*Given task*.
Edit the material below by replacing every occurrence of "Informações relativas" with "Detalhes relativos" and leaving everything else unchanged. Leave the pictures out of your answer.
====
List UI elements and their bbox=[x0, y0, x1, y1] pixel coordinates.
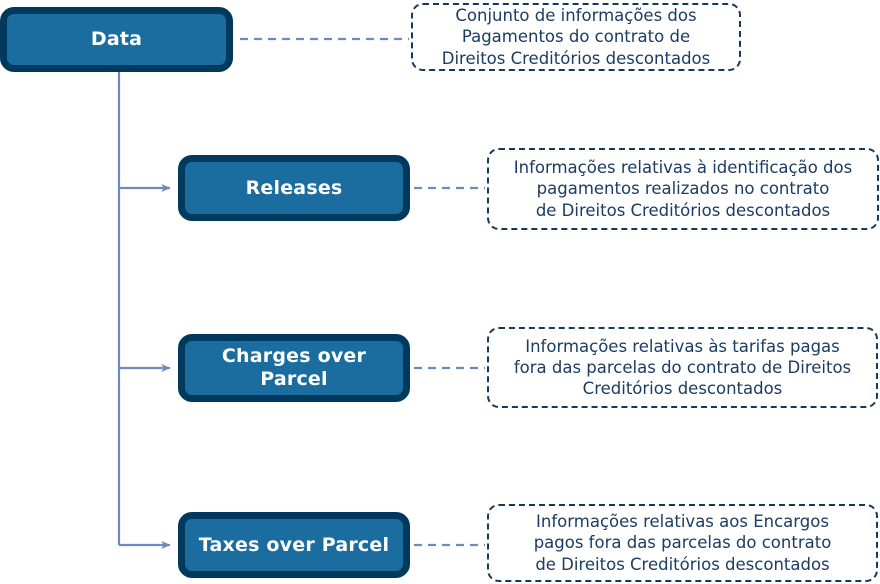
description-box-charges-over-parcel: Informações relativas às tarifas pagas f… bbox=[487, 327, 878, 408]
description-box-taxes-over-parcel-text: Informações relativas aos Encargos pagos… bbox=[533, 512, 832, 574]
node-data-label: Data bbox=[90, 28, 143, 51]
description-box-data-text: Conjunto de informações dos Pagamentos d… bbox=[441, 6, 711, 68]
description-box-charges-over-parcel-text: Informações relativas às tarifas pagas f… bbox=[513, 336, 852, 399]
node-releases[interactable]: Releases bbox=[178, 155, 410, 221]
node-taxes-over-parcel-label: Taxes over Parcel bbox=[198, 533, 390, 556]
description-box-taxes-over-parcel: Informações relativas aos Encargos pagos… bbox=[487, 504, 878, 582]
description-box-releases-text: Informações relativas à identificação do… bbox=[513, 158, 853, 220]
node-data[interactable]: Data bbox=[0, 7, 233, 72]
node-charges-over-parcel-label: Charges over Parcel bbox=[221, 345, 367, 390]
node-charges-over-parcel[interactable]: Charges over Parcel bbox=[178, 334, 410, 402]
node-releases-label: Releases bbox=[245, 176, 343, 199]
description-box-data: Conjunto de informações dos Pagamentos d… bbox=[411, 3, 741, 71]
description-box-releases: Informações relativas à identificação do… bbox=[487, 148, 879, 230]
node-taxes-over-parcel[interactable]: Taxes over Parcel bbox=[178, 512, 410, 578]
====
*Written solution*.
List UI elements and their bbox=[x0, y0, x1, y1] pixel coordinates.
description-box-charges-over-parcel: Detalhes relativos às tarifas pagas f… bbox=[487, 327, 878, 408]
description-box-taxes-over-parcel-text: Detalhes relativos aos Encargos pagos… bbox=[533, 512, 832, 574]
node-data-label: Data bbox=[90, 28, 143, 51]
description-box-data-text: Conjunto de informações dos Pagamentos d… bbox=[441, 6, 711, 68]
description-box-charges-over-parcel-text: Detalhes relativos às tarifas pagas f… bbox=[513, 336, 852, 399]
node-releases[interactable]: Releases bbox=[178, 155, 410, 221]
node-taxes-over-parcel-label: Taxes over Parcel bbox=[198, 533, 390, 556]
description-box-taxes-over-parcel: Detalhes relativos aos Encargos pagos… bbox=[487, 504, 878, 582]
description-box-releases-text: Detalhes relativos à identificação do… bbox=[513, 158, 853, 220]
node-data[interactable]: Data bbox=[0, 7, 233, 72]
node-charges-over-parcel-label: Charges over Parcel bbox=[221, 345, 367, 390]
node-charges-over-parcel[interactable]: Charges over Parcel bbox=[178, 334, 410, 402]
node-releases-label: Releases bbox=[245, 176, 343, 199]
description-box-data: Conjunto de informações dos Pagamentos d… bbox=[411, 3, 741, 71]
description-box-releases: Detalhes relativos à identificação do… bbox=[487, 148, 879, 230]
node-taxes-over-parcel[interactable]: Taxes over Parcel bbox=[178, 512, 410, 578]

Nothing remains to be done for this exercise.